Request:
Work out how many lines in the listing below include the word "user"; answer with the number alone.

[Data entries]
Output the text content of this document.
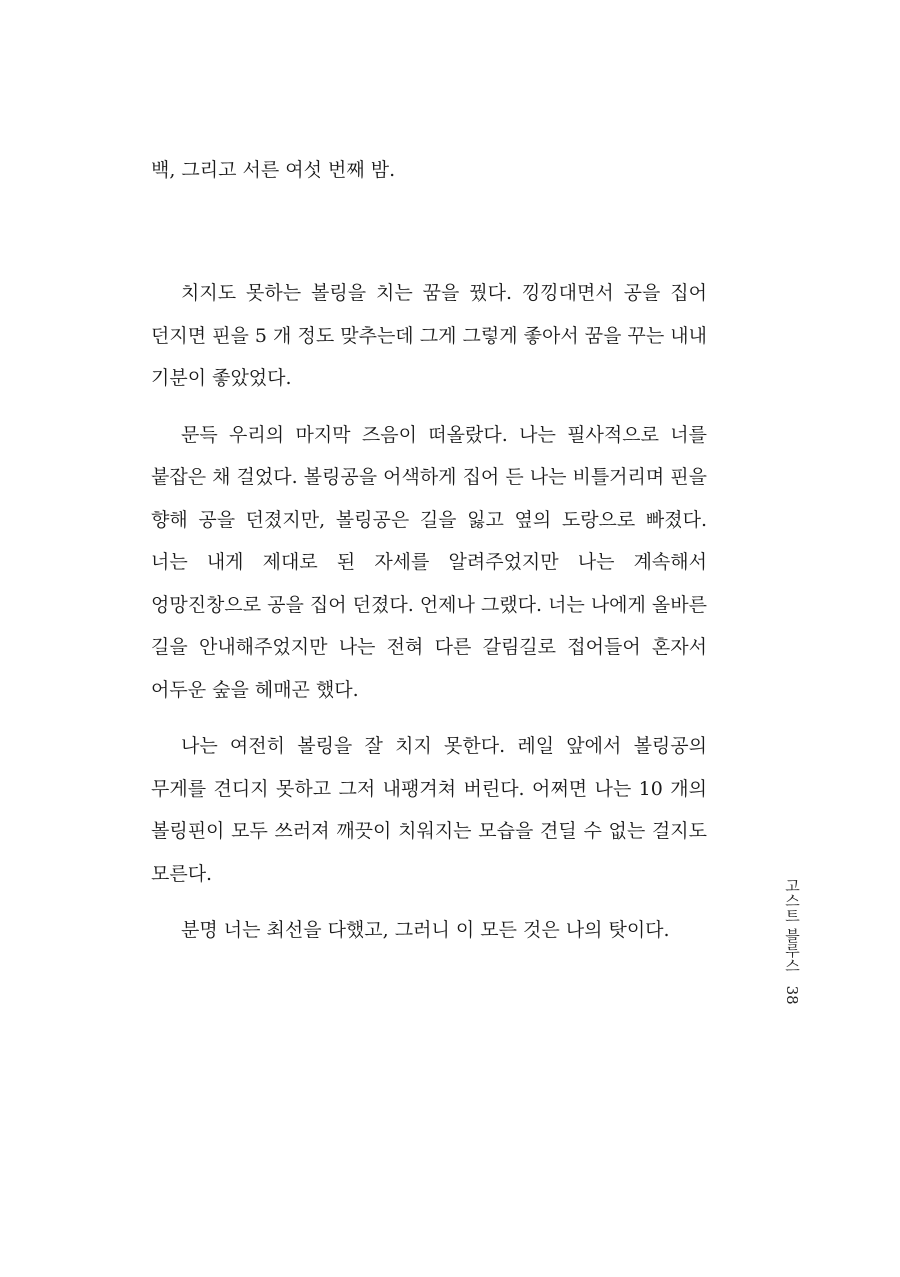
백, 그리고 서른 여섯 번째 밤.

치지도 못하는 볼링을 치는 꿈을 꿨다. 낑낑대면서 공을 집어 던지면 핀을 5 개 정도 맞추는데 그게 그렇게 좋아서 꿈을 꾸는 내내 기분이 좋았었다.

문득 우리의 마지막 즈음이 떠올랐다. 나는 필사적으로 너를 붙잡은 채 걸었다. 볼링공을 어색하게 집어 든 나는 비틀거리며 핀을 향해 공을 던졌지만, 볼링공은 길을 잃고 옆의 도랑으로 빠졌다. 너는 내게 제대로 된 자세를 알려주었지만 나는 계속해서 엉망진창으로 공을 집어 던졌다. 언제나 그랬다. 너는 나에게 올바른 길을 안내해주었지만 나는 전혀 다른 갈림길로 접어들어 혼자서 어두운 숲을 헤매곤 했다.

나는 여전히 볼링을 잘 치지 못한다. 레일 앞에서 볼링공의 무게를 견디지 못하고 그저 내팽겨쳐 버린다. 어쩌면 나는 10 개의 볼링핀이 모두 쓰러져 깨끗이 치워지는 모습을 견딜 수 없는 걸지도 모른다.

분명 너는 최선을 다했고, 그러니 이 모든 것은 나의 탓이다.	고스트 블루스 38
...
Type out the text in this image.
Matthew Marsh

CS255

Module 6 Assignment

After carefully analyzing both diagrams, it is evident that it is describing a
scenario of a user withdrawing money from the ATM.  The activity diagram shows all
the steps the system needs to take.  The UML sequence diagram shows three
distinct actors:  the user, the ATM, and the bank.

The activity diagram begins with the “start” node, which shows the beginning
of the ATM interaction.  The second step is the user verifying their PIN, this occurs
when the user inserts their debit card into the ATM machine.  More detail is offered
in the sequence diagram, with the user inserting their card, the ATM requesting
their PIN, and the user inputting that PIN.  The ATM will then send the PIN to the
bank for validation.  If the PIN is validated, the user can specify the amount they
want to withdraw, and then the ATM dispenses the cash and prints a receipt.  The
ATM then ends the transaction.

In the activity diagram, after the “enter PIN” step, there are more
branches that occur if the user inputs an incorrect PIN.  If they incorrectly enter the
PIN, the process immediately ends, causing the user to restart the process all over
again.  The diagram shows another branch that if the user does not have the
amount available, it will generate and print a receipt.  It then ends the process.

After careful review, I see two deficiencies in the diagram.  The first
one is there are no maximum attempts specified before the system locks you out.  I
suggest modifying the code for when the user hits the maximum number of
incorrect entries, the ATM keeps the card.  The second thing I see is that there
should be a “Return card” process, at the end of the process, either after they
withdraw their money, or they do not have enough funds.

Task response:
11